WHAT YOU NEED TO DO: An exact reproduction of the records is required, with all images left out.
# Start of DATA EXTRACT
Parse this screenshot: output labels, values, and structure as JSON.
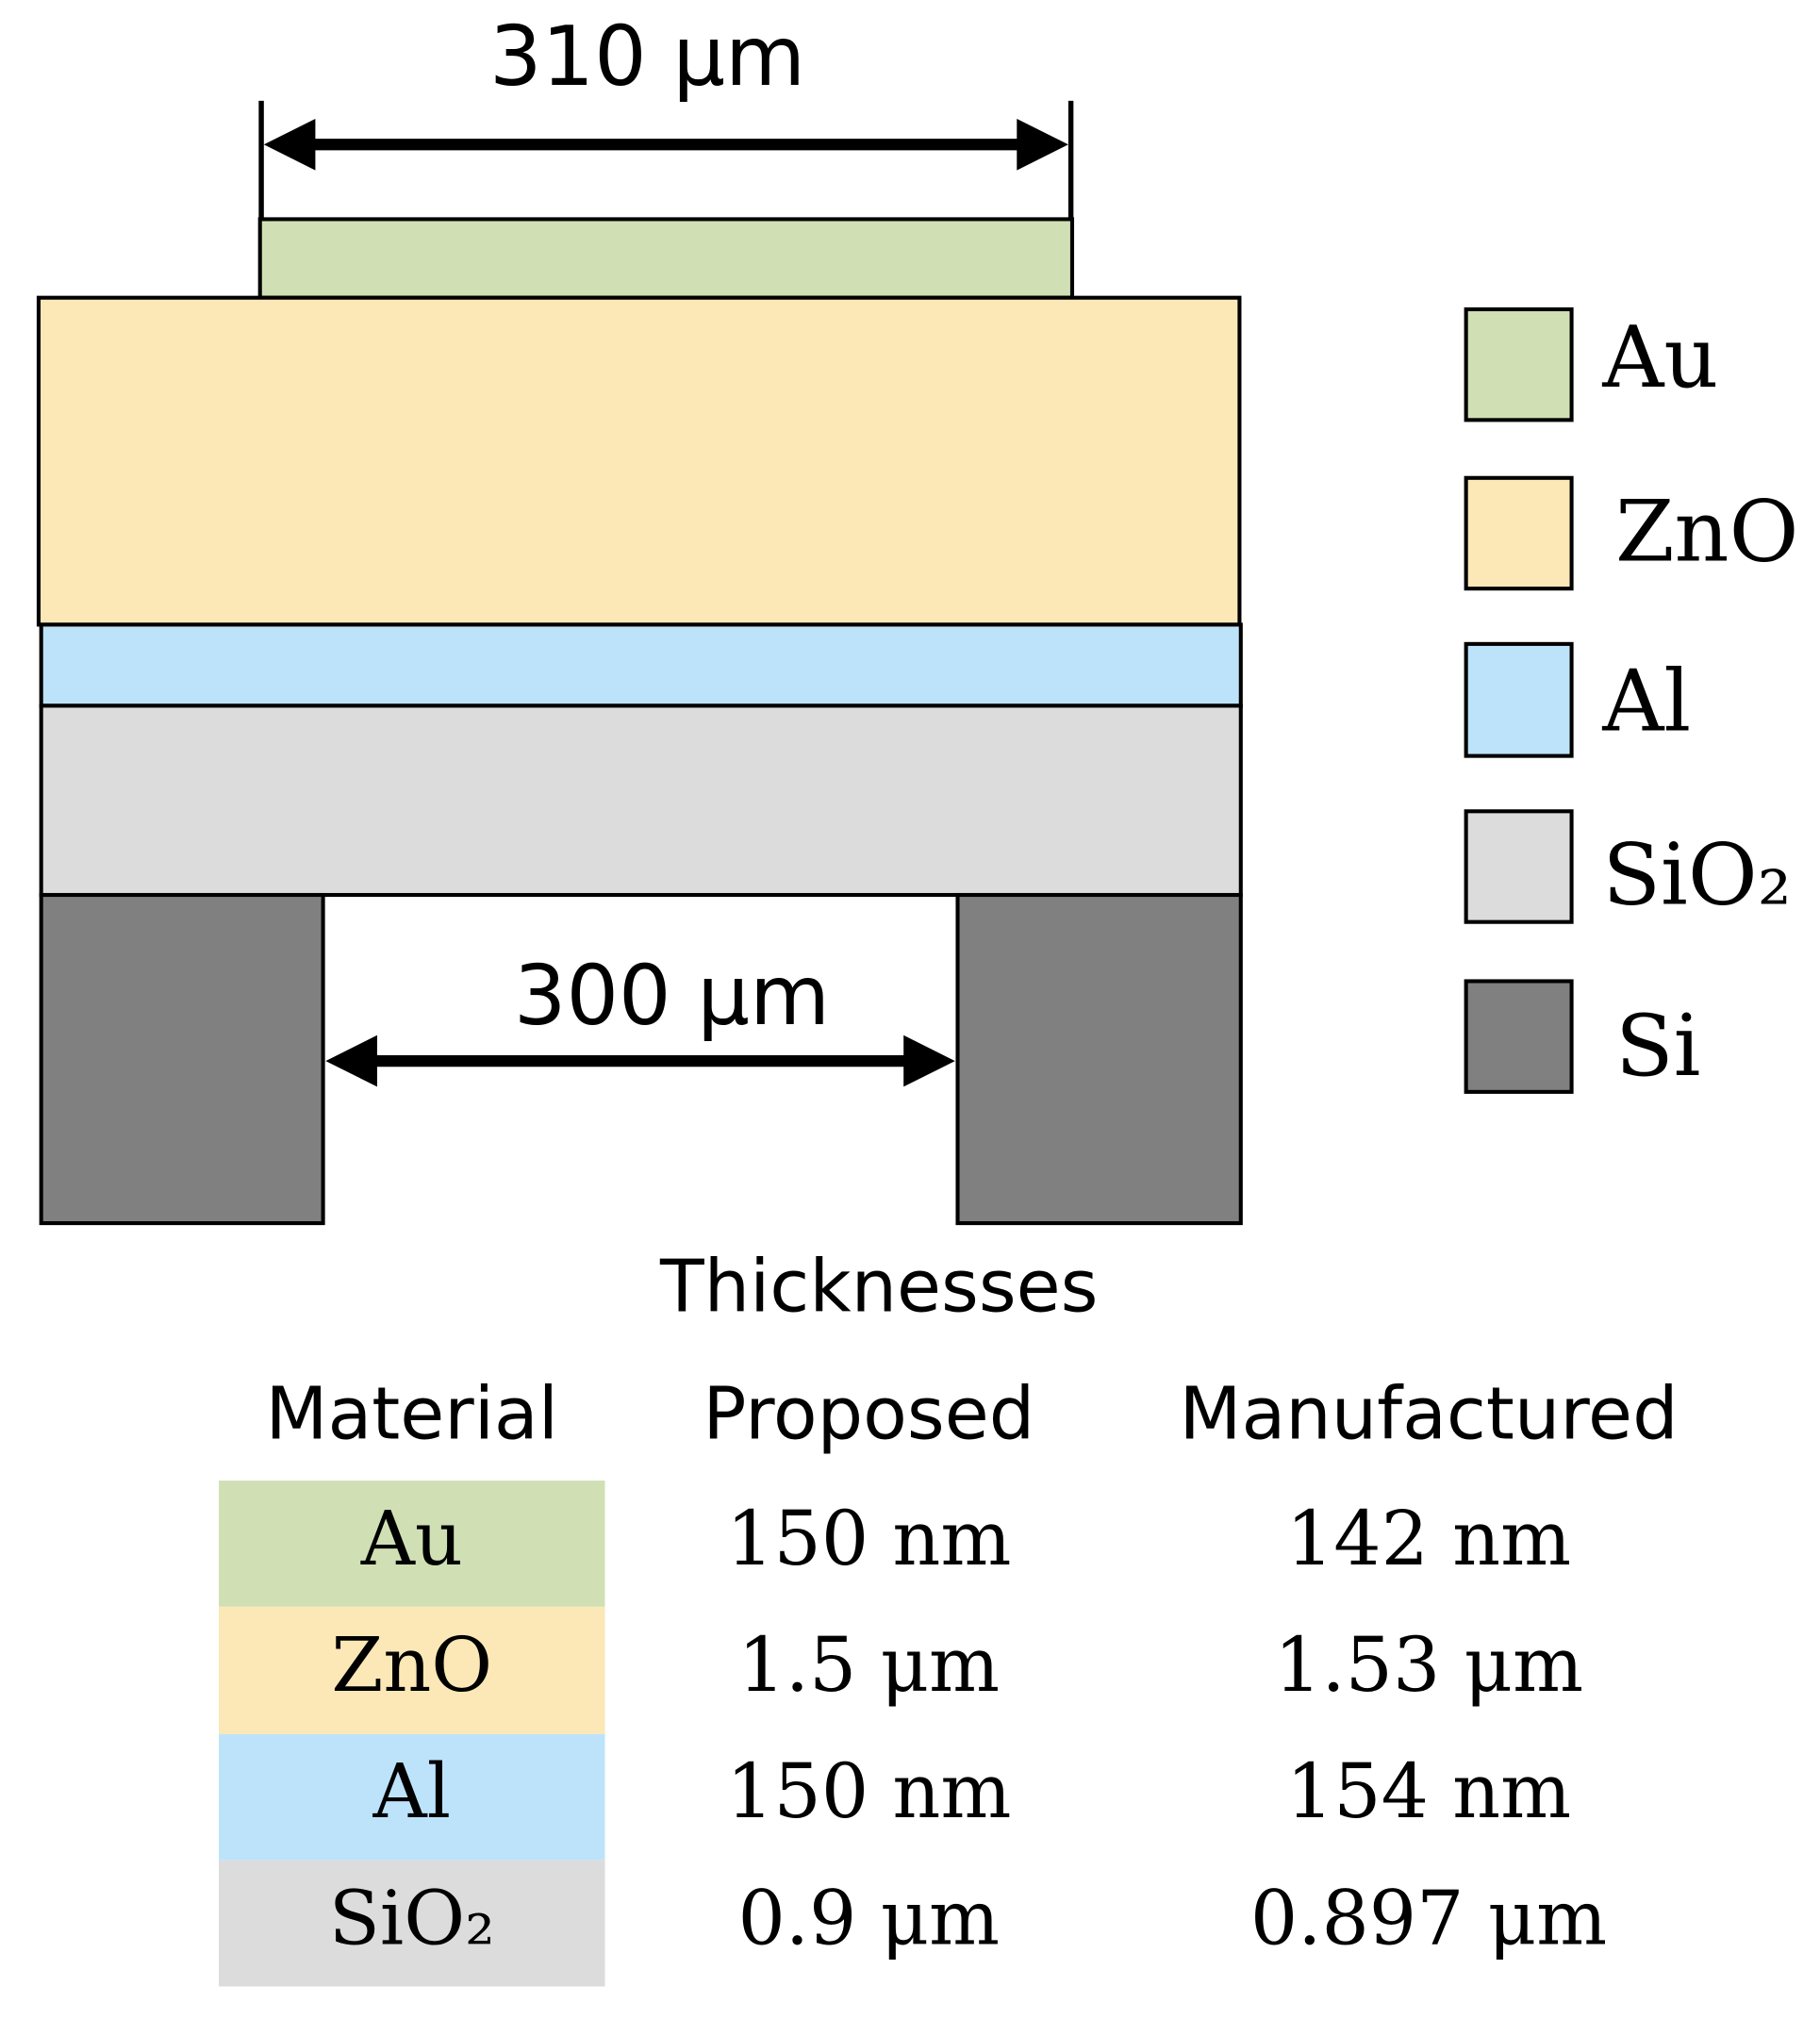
{
  "diagram": {
    "dimensions": {
      "top": "310 μm",
      "bottom": "300 μm"
    },
    "legend": [
      "Au",
      "ZnO",
      "Al",
      "SiO₂",
      "Si"
    ]
  },
  "table": {
    "title": "Thicknesses",
    "header": [
      "Material",
      "Proposed",
      "Manufactured"
    ],
    "rows": [
      [
        "Au",
        "150 nm",
        "142 nm"
      ],
      [
        "ZnO",
        "1.5 μm",
        "1.53 μm"
      ],
      [
        "Al",
        "150 nm",
        "154 nm"
      ],
      [
        "SiO₂",
        "0.9 μm",
        "0.897 μm"
      ]
    ]
  }
}
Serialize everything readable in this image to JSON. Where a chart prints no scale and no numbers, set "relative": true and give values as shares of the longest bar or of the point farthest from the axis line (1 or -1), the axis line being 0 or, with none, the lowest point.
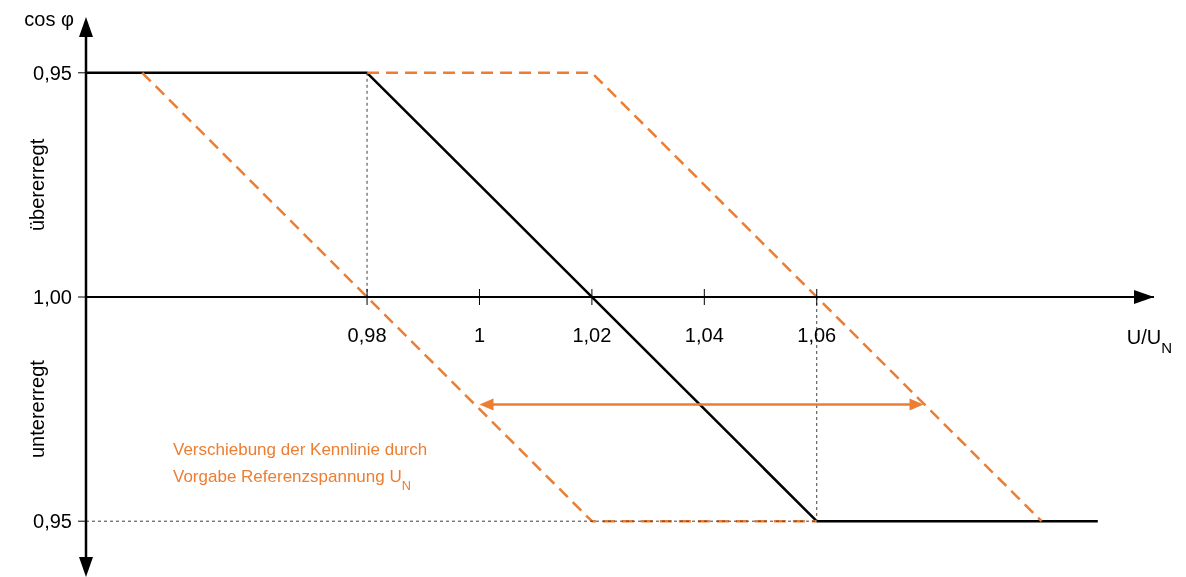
{
  "chart_data": {
    "type": "line",
    "ylabel": "cos φ",
    "xlabel": "U/U$_{N}$",
    "xlim": [
      0.93,
      1.12
    ],
    "relative": true,
    "xticks": [
      {
        "value": 0.98,
        "label": "0,98"
      },
      {
        "value": 1,
        "label": "1"
      },
      {
        "value": 1.02,
        "label": "1,02"
      },
      {
        "value": 1.04,
        "label": "1,04"
      },
      {
        "value": 1.06,
        "label": "1,06"
      }
    ],
    "grid": false,
    "series": [
      {
        "color": "#000000",
        "x": [
          0.93,
          0.98,
          1.06,
          1.11
        ],
        "values": [
          1,
          1,
          -1,
          -1
        ],
        "line_style": "solid"
      },
      {
        "color": "#ed7d31",
        "x": [
          0.94,
          1.02,
          1.06
        ],
        "values": [
          1,
          -1,
          -1
        ],
        "line_style": "dashed"
      },
      {
        "color": "#ed7d31",
        "x": [
          0.98,
          1.02,
          1.1
        ],
        "values": [
          1,
          1,
          -1
        ],
        "line_style": "dashed"
      },
      {
        "color": "#404040",
        "x": [
          0.98,
          0.98
        ],
        "values": [
          1,
          0
        ],
        "line_style": "dotted"
      },
      {
        "color": "#404040",
        "x": [
          1.06,
          1.06
        ],
        "values": [
          0,
          -1
        ],
        "line_style": "dotted"
      },
      {
        "color": "#404040",
        "x": [
          0.93,
          1.06
        ],
        "values": [
          -1,
          -1
        ],
        "line_style": "dotted"
      }
    ],
    "annotations": [
      "0,95",
      "1,00",
      "0,95",
      "übererregt",
      "untererregt",
      "Verschiebung der Kennlinie durch\nVorgabe Referenzspannung U$_{N}$"
    ]
  }
}
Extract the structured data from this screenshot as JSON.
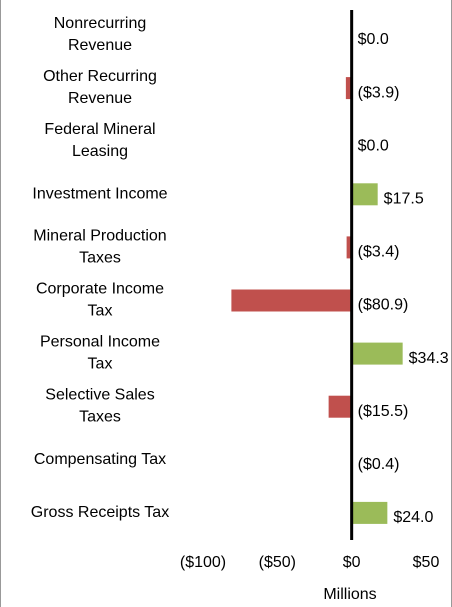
{
  "chart_data": {
    "type": "hbar",
    "categories": [
      "Nonrecurring Revenue",
      "Other Recurring Revenue",
      "Federal Mineral Leasing",
      "Investment Income",
      "Mineral Production Taxes",
      "Corporate Income Tax",
      "Personal Income Tax",
      "Selective Sales Taxes",
      "Compensating Tax",
      "Gross Receipts Tax"
    ],
    "values": [
      0.0,
      -3.9,
      0.0,
      17.5,
      -3.4,
      -80.9,
      34.3,
      -15.5,
      -0.4,
      24.0
    ],
    "value_labels": [
      "$0.0",
      "($3.9)",
      "$0.0",
      "$17.5",
      "($3.4)",
      "($80.9)",
      "$34.3",
      "($15.5)",
      "($0.4)",
      "$24.0"
    ],
    "positive_color": "#9bbb59",
    "negative_color": "#c0504d",
    "xlim": [
      -100,
      50
    ],
    "xticks": [
      {
        "value": -100,
        "label": "($100)"
      },
      {
        "value": -50,
        "label": "($50)"
      },
      {
        "value": 0,
        "label": "$0"
      },
      {
        "value": 50,
        "label": "$50"
      }
    ],
    "xlabel": "Millions",
    "grid": false
  }
}
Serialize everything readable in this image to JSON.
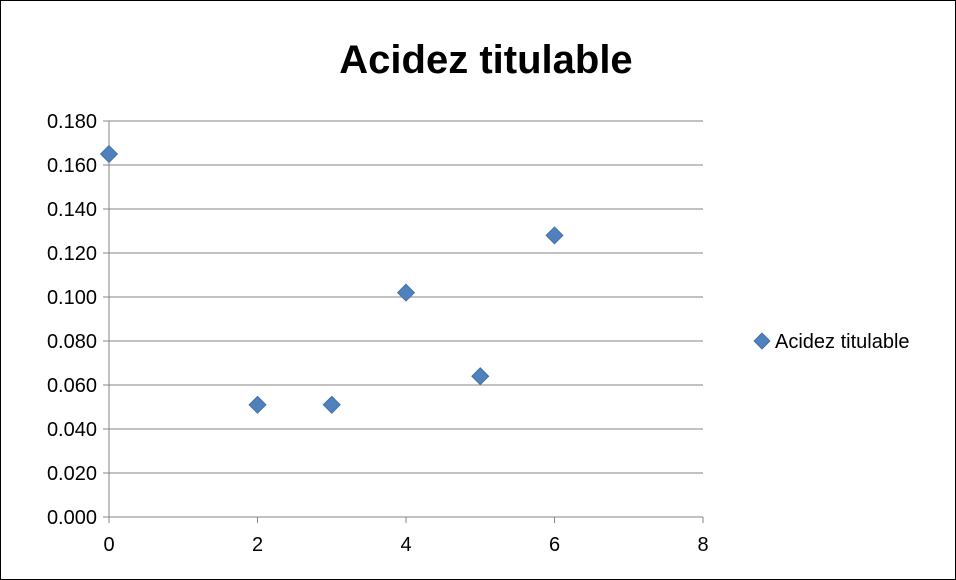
# End of DATA EXTRACT
WORKED SOLUTION:
Parse this screenshot: output labels, values, and structure as JSON.
{
  "diagram": {
    "dimensions": {
      "top": "310 μm",
      "bottom": "300 μm"
    },
    "legend": [
      "Au",
      "ZnO",
      "Al",
      "SiO₂",
      "Si"
    ]
  },
  "table": {
    "title": "Thicknesses",
    "header": [
      "Material",
      "Proposed",
      "Manufactured"
    ],
    "rows": [
      [
        "Au",
        "150 nm",
        "142 nm"
      ],
      [
        "ZnO",
        "1.5 μm",
        "1.53 μm"
      ],
      [
        "Al",
        "150 nm",
        "154 nm"
      ],
      [
        "SiO₂",
        "0.9 μm",
        "0.897 μm"
      ]
    ]
  }
}
Serialize everything readable in this image to JSON. Where a chart prints no scale and no numbers, set "relative": true and give values as shares of the longest bar or of the point farthest from the axis line (1 or -1), the axis line being 0 or, with none, the lowest point.
{
  "chart_data": {
    "type": "line",
    "ylabel": "cos φ",
    "xlabel": "U/U$_{N}$",
    "xlim": [
      0.93,
      1.12
    ],
    "relative": true,
    "xticks": [
      {
        "value": 0.98,
        "label": "0,98"
      },
      {
        "value": 1,
        "label": "1"
      },
      {
        "value": 1.02,
        "label": "1,02"
      },
      {
        "value": 1.04,
        "label": "1,04"
      },
      {
        "value": 1.06,
        "label": "1,06"
      }
    ],
    "grid": false,
    "series": [
      {
        "color": "#000000",
        "x": [
          0.93,
          0.98,
          1.06,
          1.11
        ],
        "values": [
          1,
          1,
          -1,
          -1
        ],
        "line_style": "solid"
      },
      {
        "color": "#ed7d31",
        "x": [
          0.94,
          1.02,
          1.06
        ],
        "values": [
          1,
          -1,
          -1
        ],
        "line_style": "dashed"
      },
      {
        "color": "#ed7d31",
        "x": [
          0.98,
          1.02,
          1.1
        ],
        "values": [
          1,
          1,
          -1
        ],
        "line_style": "dashed"
      },
      {
        "color": "#404040",
        "x": [
          0.98,
          0.98
        ],
        "values": [
          1,
          0
        ],
        "line_style": "dotted"
      },
      {
        "color": "#404040",
        "x": [
          1.06,
          1.06
        ],
        "values": [
          0,
          -1
        ],
        "line_style": "dotted"
      },
      {
        "color": "#404040",
        "x": [
          0.93,
          1.06
        ],
        "values": [
          -1,
          -1
        ],
        "line_style": "dotted"
      }
    ],
    "annotations": [
      "0,95",
      "1,00",
      "0,95",
      "übererregt",
      "untererregt",
      "Verschiebung der Kennlinie durch\nVorgabe Referenzspannung U$_{N}$"
    ]
  }
}
Extract the structured data from this screenshot as JSON.
{
  "chart_data": {
    "type": "hbar",
    "categories": [
      "Nonrecurring Revenue",
      "Other Recurring Revenue",
      "Federal Mineral Leasing",
      "Investment Income",
      "Mineral Production Taxes",
      "Corporate Income Tax",
      "Personal Income Tax",
      "Selective Sales Taxes",
      "Compensating Tax",
      "Gross Receipts Tax"
    ],
    "values": [
      0.0,
      -3.9,
      0.0,
      17.5,
      -3.4,
      -80.9,
      34.3,
      -15.5,
      -0.4,
      24.0
    ],
    "value_labels": [
      "$0.0",
      "($3.9)",
      "$0.0",
      "$17.5",
      "($3.4)",
      "($80.9)",
      "$34.3",
      "($15.5)",
      "($0.4)",
      "$24.0"
    ],
    "positive_color": "#9bbb59",
    "negative_color": "#c0504d",
    "xlim": [
      -100,
      50
    ],
    "xticks": [
      {
        "value": -100,
        "label": "($100)"
      },
      {
        "value": -50,
        "label": "($50)"
      },
      {
        "value": 0,
        "label": "$0"
      },
      {
        "value": 50,
        "label": "$50"
      }
    ],
    "xlabel": "Millions",
    "grid": false
  }
}
Serialize everything readable in this image to JSON.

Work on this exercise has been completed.